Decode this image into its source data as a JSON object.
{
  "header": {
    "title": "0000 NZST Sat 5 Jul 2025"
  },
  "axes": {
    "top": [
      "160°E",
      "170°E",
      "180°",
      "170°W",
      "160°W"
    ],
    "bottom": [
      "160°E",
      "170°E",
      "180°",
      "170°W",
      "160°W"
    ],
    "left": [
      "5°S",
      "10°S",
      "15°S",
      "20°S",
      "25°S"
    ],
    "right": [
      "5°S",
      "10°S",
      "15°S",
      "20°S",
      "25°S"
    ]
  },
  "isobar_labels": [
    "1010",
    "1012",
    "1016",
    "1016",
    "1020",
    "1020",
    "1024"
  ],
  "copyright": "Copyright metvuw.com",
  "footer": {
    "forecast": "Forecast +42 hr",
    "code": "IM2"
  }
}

┄┄┄┄┄┄

# WORK TO BE COMPLETED:
Set down each entry again, unchanged.

# THE RESPONSE:
Decode this image into its source data as a JSON object.
{
  "header": {
    "title": "0000 NZST Sat 5 Jul 2025"
  },
  "axes": {
    "top": [
      "160°E",
      "170°E",
      "180°",
      "170°W",
      "160°W"
    ],
    "bottom": [
      "160°E",
      "170°E",
      "180°",
      "170°W",
      "160°W"
    ],
    "left": [
      "5°S",
      "10°S",
      "15°S",
      "20°S",
      "25°S"
    ],
    "right": [
      "5°S",
      "10°S",
      "15°S",
      "20°S",
      "25°S"
    ]
  },
  "isobar_labels": [
    "1010",
    "1012",
    "1016",
    "1016",
    "1020",
    "1020",
    "1024"
  ],
  "copyright": "Copyright metvuw.com",
  "footer": {
    "forecast": "Forecast +42 hr",
    "code": "IM2"
  }
}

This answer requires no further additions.